## MATERIAL TO PROCESS

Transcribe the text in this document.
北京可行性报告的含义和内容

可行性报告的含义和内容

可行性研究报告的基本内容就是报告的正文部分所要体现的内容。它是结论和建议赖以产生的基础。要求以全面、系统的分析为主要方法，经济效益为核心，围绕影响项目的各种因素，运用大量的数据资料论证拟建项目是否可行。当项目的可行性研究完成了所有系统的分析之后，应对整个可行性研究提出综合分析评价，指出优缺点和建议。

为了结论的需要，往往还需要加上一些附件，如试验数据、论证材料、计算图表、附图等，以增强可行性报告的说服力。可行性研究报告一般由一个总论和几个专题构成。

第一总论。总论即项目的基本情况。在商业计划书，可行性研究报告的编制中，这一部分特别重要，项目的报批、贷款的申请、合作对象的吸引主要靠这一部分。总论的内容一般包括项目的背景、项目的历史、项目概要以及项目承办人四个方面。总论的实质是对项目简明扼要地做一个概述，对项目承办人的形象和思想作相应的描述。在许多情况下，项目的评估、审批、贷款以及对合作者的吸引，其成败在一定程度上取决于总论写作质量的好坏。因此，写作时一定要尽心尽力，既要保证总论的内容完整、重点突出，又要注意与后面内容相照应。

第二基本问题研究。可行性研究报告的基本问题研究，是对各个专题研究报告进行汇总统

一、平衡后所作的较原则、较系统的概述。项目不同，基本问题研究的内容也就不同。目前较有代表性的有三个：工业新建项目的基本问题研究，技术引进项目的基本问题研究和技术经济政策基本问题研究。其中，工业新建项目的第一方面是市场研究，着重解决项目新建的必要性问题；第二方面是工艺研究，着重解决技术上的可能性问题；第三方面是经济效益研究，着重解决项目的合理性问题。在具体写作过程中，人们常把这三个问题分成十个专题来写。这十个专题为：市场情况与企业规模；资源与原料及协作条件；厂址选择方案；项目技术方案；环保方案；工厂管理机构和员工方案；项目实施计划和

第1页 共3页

## TASK INSTRUCTIONS
Reproduce the entries above in full, verbatim.

## ANSWER TO THIS EXERCISE
Transcribe the text in this document.
北京可行性报告的含义和内容

可行性报告的含义和内容

可行性研究报告的基本内容就是报告的正文部分所要体现的内容。它是结论和建议赖以产生的基础。要求以全面、系统的分析为主要方法，经济效益为核心，围绕影响项目的各种因素，运用大量的数据资料论证拟建项目是否可行。当项目的可行性研究完成了所有系统的分析之后，应对整个可行性研究提出综合分析评价，指出优缺点和建议。

为了结论的需要，往往还需要加上一些附件，如试验数据、论证材料、计算图表、附图等，以增强可行性报告的说服力。可行性研究报告一般由一个总论和几个专题构成。

第一总论。总论即项目的基本情况。在商业计划书，可行性研究报告的编制中，这一部分特别重要，项目的报批、贷款的申请、合作对象的吸引主要靠这一部分。总论的内容一般包括项目的背景、项目的历史、项目概要以及项目承办人四个方面。总论的实质是对项目简明扼要地做一个概述，对项目承办人的形象和思想作相应的描述。在许多情况下，项目的评估、审批、贷款以及对合作者的吸引，其成败在一定程度上取决于总论写作质量的好坏。因此，写作时一定要尽心尽力，既要保证总论的内容完整、重点突出，又要注意与后面内容相照应。

第二基本问题研究。可行性研究报告的基本问题研究，是对各个专题研究报告进行汇总统

一、平衡后所作的较原则、较系统的概述。项目不同，基本问题研究的内容也就不同。目前较有代表性的有三个：工业新建项目的基本问题研究，技术引进项目的基本问题研究和技术经济政策基本问题研究。其中，工业新建项目的第一方面是市场研究，着重解决项目新建的必要性问题；第二方面是工艺研究，着重解决技术上的可能性问题；第三方面是经济效益研究，着重解决项目的合理性问题。在具体写作过程中，人们常把这三个问题分成十个专题来写。这十个专题为：市场情况与企业规模；资源与原料及协作条件；厂址选择方案；项目技术方案；环保方案；工厂管理机构和员工方案；项目实施计划和

第1页 共3页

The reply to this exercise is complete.